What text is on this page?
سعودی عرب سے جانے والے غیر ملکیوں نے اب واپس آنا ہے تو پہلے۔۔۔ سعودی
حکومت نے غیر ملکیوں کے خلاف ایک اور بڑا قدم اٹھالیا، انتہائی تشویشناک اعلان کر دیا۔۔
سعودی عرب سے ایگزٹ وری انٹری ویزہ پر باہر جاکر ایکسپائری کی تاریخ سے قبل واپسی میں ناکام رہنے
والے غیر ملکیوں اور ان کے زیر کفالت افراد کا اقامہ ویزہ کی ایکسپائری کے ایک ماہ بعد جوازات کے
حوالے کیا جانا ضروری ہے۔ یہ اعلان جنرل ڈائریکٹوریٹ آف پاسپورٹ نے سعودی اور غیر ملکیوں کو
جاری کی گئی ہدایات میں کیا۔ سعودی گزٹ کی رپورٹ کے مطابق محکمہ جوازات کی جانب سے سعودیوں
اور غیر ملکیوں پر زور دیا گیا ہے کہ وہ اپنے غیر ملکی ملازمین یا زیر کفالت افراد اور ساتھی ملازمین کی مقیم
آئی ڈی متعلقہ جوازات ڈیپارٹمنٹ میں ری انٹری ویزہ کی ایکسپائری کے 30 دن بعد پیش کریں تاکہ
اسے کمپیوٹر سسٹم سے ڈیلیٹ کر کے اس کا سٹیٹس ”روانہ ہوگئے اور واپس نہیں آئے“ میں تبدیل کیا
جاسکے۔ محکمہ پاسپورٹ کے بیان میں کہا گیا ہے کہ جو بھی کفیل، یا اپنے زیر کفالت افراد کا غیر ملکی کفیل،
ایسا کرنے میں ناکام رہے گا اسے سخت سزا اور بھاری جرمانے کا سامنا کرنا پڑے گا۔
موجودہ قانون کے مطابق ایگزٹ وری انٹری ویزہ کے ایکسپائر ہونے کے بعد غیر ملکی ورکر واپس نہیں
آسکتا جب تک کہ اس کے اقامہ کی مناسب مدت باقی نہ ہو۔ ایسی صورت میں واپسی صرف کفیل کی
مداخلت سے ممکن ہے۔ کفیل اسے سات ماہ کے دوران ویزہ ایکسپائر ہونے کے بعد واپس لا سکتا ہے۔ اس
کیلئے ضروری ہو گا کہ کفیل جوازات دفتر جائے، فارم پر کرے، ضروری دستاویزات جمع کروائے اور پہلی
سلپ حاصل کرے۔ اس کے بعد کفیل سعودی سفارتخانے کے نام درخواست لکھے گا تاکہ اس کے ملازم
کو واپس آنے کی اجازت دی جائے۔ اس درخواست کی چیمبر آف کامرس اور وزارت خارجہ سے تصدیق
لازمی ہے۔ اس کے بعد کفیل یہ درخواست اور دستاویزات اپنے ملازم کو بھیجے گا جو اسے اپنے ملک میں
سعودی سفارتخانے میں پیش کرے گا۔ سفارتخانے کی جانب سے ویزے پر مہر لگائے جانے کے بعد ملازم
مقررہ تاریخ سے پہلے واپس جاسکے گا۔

- Short task: Where a line of the material above holds the string "جوازات", copy that line.

- Exercise output:
والے غیر ملکیوں اور ان کے زیر کفالت افراد کا اقامہ ویزہ کی ایکسپائری کے ایک ماہ بعد جوازات کے
جاری کی گئی ہدایات میں کیا۔ سعودی گزٹ کی رپورٹ کے مطابق محکمہ جوازات کی جانب سے سعودیوں
آئی ڈی متعلقہ جوازات ڈیپارٹمنٹ میں ری انٹری ویزہ کی ایکسپائری کے 30 دن بعد پیش کریں تاکہ
کیلئے ضروری ہو گا کہ کفیل جوازات دفتر جائے، فارم پر کرے، ضروری دستاویزات جمع کروائے اور پہلی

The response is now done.